## Exercise instructions
Restate the full set of records exactly, word for word.

## Working data

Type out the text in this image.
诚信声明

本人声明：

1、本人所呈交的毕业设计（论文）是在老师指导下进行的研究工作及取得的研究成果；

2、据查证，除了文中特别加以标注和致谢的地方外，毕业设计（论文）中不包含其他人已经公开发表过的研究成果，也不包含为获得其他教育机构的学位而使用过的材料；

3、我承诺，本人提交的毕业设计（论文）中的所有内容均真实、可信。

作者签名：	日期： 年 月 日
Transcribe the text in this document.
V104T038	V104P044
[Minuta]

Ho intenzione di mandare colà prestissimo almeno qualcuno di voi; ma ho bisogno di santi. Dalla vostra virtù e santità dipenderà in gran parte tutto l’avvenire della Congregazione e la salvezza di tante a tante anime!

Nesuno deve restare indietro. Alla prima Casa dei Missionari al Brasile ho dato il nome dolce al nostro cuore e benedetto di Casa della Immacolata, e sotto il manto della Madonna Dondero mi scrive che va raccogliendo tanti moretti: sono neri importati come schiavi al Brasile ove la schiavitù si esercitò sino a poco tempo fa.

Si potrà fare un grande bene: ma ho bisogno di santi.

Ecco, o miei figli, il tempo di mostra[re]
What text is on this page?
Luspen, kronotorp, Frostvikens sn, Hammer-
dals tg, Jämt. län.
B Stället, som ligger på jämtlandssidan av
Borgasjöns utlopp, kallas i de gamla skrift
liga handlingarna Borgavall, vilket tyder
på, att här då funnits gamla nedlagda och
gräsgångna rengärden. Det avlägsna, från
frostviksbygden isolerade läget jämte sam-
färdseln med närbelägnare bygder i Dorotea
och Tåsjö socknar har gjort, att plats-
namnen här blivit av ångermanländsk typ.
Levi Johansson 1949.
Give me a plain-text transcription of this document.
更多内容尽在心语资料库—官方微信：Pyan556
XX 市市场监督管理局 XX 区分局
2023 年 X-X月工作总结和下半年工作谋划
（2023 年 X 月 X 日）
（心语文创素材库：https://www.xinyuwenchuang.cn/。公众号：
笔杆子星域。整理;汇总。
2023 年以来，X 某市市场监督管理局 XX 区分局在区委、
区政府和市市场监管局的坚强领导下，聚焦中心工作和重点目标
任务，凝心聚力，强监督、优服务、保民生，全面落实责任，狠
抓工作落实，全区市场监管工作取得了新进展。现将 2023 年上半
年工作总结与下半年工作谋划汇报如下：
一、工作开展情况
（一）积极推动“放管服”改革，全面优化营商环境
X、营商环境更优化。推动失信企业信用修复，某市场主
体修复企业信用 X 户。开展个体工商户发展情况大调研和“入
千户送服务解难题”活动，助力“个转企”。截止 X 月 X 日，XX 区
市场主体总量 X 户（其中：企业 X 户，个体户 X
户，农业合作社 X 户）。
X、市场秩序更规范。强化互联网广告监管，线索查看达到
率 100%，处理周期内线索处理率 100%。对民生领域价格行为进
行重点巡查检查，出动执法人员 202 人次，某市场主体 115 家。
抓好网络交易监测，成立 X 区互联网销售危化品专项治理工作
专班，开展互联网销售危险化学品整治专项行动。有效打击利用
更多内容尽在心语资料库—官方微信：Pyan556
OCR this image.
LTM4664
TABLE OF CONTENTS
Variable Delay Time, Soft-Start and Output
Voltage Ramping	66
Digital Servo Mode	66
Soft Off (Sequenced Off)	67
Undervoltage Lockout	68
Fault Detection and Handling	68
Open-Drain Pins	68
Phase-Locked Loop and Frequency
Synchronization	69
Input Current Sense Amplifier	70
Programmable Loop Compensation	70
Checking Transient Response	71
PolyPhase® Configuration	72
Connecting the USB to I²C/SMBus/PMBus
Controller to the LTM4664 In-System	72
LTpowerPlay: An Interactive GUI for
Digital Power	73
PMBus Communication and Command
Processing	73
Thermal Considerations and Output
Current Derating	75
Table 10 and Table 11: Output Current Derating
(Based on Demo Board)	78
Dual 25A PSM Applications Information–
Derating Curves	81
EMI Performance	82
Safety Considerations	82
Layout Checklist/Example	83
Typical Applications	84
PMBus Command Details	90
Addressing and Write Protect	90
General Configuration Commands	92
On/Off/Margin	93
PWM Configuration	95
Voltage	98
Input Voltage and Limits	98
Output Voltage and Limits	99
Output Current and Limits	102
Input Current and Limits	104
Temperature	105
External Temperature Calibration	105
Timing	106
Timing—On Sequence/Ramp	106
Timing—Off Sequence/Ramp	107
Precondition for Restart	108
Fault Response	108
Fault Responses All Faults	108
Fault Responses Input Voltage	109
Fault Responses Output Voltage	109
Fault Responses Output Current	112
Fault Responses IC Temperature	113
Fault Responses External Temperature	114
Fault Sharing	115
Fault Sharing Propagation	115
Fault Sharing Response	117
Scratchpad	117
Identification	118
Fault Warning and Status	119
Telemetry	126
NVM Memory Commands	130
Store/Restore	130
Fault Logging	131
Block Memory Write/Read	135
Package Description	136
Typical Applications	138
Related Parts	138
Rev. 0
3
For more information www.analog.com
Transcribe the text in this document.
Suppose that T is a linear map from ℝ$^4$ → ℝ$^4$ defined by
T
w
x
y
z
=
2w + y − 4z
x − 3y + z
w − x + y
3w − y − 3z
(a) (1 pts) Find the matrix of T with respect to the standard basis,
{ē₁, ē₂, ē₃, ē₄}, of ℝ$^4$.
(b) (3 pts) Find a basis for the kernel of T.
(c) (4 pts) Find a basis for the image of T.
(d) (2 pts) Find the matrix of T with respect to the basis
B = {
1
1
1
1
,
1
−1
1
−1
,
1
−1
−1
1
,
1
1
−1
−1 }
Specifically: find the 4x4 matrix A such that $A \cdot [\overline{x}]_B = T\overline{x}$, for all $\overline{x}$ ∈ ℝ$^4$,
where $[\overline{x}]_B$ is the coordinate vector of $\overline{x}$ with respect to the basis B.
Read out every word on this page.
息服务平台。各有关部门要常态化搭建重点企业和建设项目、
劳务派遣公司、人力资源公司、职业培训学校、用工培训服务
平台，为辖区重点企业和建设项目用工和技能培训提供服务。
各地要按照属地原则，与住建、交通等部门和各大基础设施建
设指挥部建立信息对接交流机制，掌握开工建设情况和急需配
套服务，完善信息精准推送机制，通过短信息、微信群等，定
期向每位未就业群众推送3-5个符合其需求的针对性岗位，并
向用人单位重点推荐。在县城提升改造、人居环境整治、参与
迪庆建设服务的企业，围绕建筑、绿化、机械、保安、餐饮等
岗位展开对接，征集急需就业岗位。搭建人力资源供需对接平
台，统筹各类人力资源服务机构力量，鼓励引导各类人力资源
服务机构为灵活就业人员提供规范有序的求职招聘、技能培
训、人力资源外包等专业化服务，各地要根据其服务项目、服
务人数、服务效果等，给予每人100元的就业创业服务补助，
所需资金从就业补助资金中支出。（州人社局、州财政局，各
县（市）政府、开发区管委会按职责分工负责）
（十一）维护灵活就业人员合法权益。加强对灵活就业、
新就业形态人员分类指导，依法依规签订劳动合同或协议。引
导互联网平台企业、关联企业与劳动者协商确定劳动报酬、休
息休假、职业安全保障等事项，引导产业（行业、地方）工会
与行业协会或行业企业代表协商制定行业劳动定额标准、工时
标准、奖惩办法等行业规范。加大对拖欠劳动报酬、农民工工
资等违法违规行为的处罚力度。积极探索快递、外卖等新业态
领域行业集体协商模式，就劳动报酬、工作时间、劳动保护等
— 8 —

## Response to the task
Type out the text in this image.
诚信声明

本人声明：

1、本人所呈交的毕业设计（论文）是在老师指导下进行的研究工作及取得的研究成果；

2、据查证，除了文中特别加以标注和致谢的地方外，毕业设计（论文）中不包含其他人已经公开发表过的研究成果，也不包含为获得其他教育机构的学位而使用过的材料；

3、我承诺，本人提交的毕业设计（论文）中的所有内容均真实、可信。

作者签名：	日期： 年 月 日
Transcribe the text in this document.
V104T038	V104P044
[Minuta]

Ho intenzione di mandare colà prestissimo almeno qualcuno di voi; ma ho bisogno di santi. Dalla vostra virtù e santità dipenderà in gran parte tutto l’avvenire della Congregazione e la salvezza di tante a tante anime!

Nesuno deve restare indietro. Alla prima Casa dei Missionari al Brasile ho dato il nome dolce al nostro cuore e benedetto di Casa della Immacolata, e sotto il manto della Madonna Dondero mi scrive che va raccogliendo tanti moretti: sono neri importati come schiavi al Brasile ove la schiavitù si esercitò sino a poco tempo fa.

Si potrà fare un grande bene: ma ho bisogno di santi.

Ecco, o miei figli, il tempo di mostra[re]
What text is on this page?
Luspen, kronotorp, Frostvikens sn, Hammer-
dals tg, Jämt. län.
B Stället, som ligger på jämtlandssidan av
Borgasjöns utlopp, kallas i de gamla skrift
liga handlingarna Borgavall, vilket tyder
på, att här då funnits gamla nedlagda och
gräsgångna rengärden. Det avlägsna, från
frostviksbygden isolerade läget jämte sam-
färdseln med närbelägnare bygder i Dorotea
och Tåsjö socknar har gjort, att plats-
namnen här blivit av ångermanländsk typ.
Levi Johansson 1949.
Give me a plain-text transcription of this document.
更多内容尽在心语资料库—官方微信：Pyan556
XX 市市场监督管理局 XX 区分局
2023 年 X-X月工作总结和下半年工作谋划
（2023 年 X 月 X 日）
（心语文创素材库：https://www.xinyuwenchuang.cn/。公众号：
笔杆子星域。整理;汇总。
2023 年以来，X 某市市场监督管理局 XX 区分局在区委、
区政府和市市场监管局的坚强领导下，聚焦中心工作和重点目标
任务，凝心聚力，强监督、优服务、保民生，全面落实责任，狠
抓工作落实，全区市场监管工作取得了新进展。现将 2023 年上半
年工作总结与下半年工作谋划汇报如下：
一、工作开展情况
（一）积极推动“放管服”改革，全面优化营商环境
X、营商环境更优化。推动失信企业信用修复，某市场主
体修复企业信用 X 户。开展个体工商户发展情况大调研和“入
千户送服务解难题”活动，助力“个转企”。截止 X 月 X 日，XX 区
市场主体总量 X 户（其中：企业 X 户，个体户 X
户，农业合作社 X 户）。
X、市场秩序更规范。强化互联网广告监管，线索查看达到
率 100%，处理周期内线索处理率 100%。对民生领域价格行为进
行重点巡查检查，出动执法人员 202 人次，某市场主体 115 家。
抓好网络交易监测，成立 X 区互联网销售危化品专项治理工作
专班，开展互联网销售危险化学品整治专项行动。有效打击利用
更多内容尽在心语资料库—官方微信：Pyan556
OCR this image.
LTM4664
TABLE OF CONTENTS
Variable Delay Time, Soft-Start and Output
Voltage Ramping	66
Digital Servo Mode	66
Soft Off (Sequenced Off)	67
Undervoltage Lockout	68
Fault Detection and Handling	68
Open-Drain Pins	68
Phase-Locked Loop and Frequency
Synchronization	69
Input Current Sense Amplifier	70
Programmable Loop Compensation	70
Checking Transient Response	71
PolyPhase® Configuration	72
Connecting the USB to I²C/SMBus/PMBus
Controller to the LTM4664 In-System	72
LTpowerPlay: An Interactive GUI for
Digital Power	73
PMBus Communication and Command
Processing	73
Thermal Considerations and Output
Current Derating	75
Table 10 and Table 11: Output Current Derating
(Based on Demo Board)	78
Dual 25A PSM Applications Information–
Derating Curves	81
EMI Performance	82
Safety Considerations	82
Layout Checklist/Example	83
Typical Applications	84
PMBus Command Details	90
Addressing and Write Protect	90
General Configuration Commands	92
On/Off/Margin	93
PWM Configuration	95
Voltage	98
Input Voltage and Limits	98
Output Voltage and Limits	99
Output Current and Limits	102
Input Current and Limits	104
Temperature	105
External Temperature Calibration	105
Timing	106
Timing—On Sequence/Ramp	106
Timing—Off Sequence/Ramp	107
Precondition for Restart	108
Fault Response	108
Fault Responses All Faults	108
Fault Responses Input Voltage	109
Fault Responses Output Voltage	109
Fault Responses Output Current	112
Fault Responses IC Temperature	113
Fault Responses External Temperature	114
Fault Sharing	115
Fault Sharing Propagation	115
Fault Sharing Response	117
Scratchpad	117
Identification	118
Fault Warning and Status	119
Telemetry	126
NVM Memory Commands	130
Store/Restore	130
Fault Logging	131
Block Memory Write/Read	135
Package Description	136
Typical Applications	138
Related Parts	138
Rev. 0
3
For more information www.analog.com
Transcribe the text in this document.
Suppose that T is a linear map from ℝ$^4$ → ℝ$^4$ defined by
T
w
x
y
z
=
2w + y − 4z
x − 3y + z
w − x + y
3w − y − 3z
(a) (1 pts) Find the matrix of T with respect to the standard basis,
{ē₁, ē₂, ē₃, ē₄}, of ℝ$^4$.
(b) (3 pts) Find a basis for the kernel of T.
(c) (4 pts) Find a basis for the image of T.
(d) (2 pts) Find the matrix of T with respect to the basis
B = {
1
1
1
1
,
1
−1
1
−1
,
1
−1
−1
1
,
1
1
−1
−1 }
Specifically: find the 4x4 matrix A such that $A \cdot [\overline{x}]_B = T\overline{x}$, for all $\overline{x}$ ∈ ℝ$^4$,
where $[\overline{x}]_B$ is the coordinate vector of $\overline{x}$ with respect to the basis B.
Read out every word on this page.
息服务平台。各有关部门要常态化搭建重点企业和建设项目、
劳务派遣公司、人力资源公司、职业培训学校、用工培训服务
平台，为辖区重点企业和建设项目用工和技能培训提供服务。
各地要按照属地原则，与住建、交通等部门和各大基础设施建
设指挥部建立信息对接交流机制，掌握开工建设情况和急需配
套服务，完善信息精准推送机制，通过短信息、微信群等，定
期向每位未就业群众推送3-5个符合其需求的针对性岗位，并
向用人单位重点推荐。在县城提升改造、人居环境整治、参与
迪庆建设服务的企业，围绕建筑、绿化、机械、保安、餐饮等
岗位展开对接，征集急需就业岗位。搭建人力资源供需对接平
台，统筹各类人力资源服务机构力量，鼓励引导各类人力资源
服务机构为灵活就业人员提供规范有序的求职招聘、技能培
训、人力资源外包等专业化服务，各地要根据其服务项目、服
务人数、服务效果等，给予每人100元的就业创业服务补助，
所需资金从就业补助资金中支出。（州人社局、州财政局，各
县（市）政府、开发区管委会按职责分工负责）
（十一）维护灵活就业人员合法权益。加强对灵活就业、
新就业形态人员分类指导，依法依规签订劳动合同或协议。引
导互联网平台企业、关联企业与劳动者协商确定劳动报酬、休
息休假、职业安全保障等事项，引导产业（行业、地方）工会
与行业协会或行业企业代表协商制定行业劳动定额标准、工时
标准、奖惩办法等行业规范。加大对拖欠劳动报酬、农民工工
资等违法违规行为的处罚力度。积极探索快递、外卖等新业态
领域行业集体协商模式，就劳动报酬、工作时间、劳动保护等
— 8 —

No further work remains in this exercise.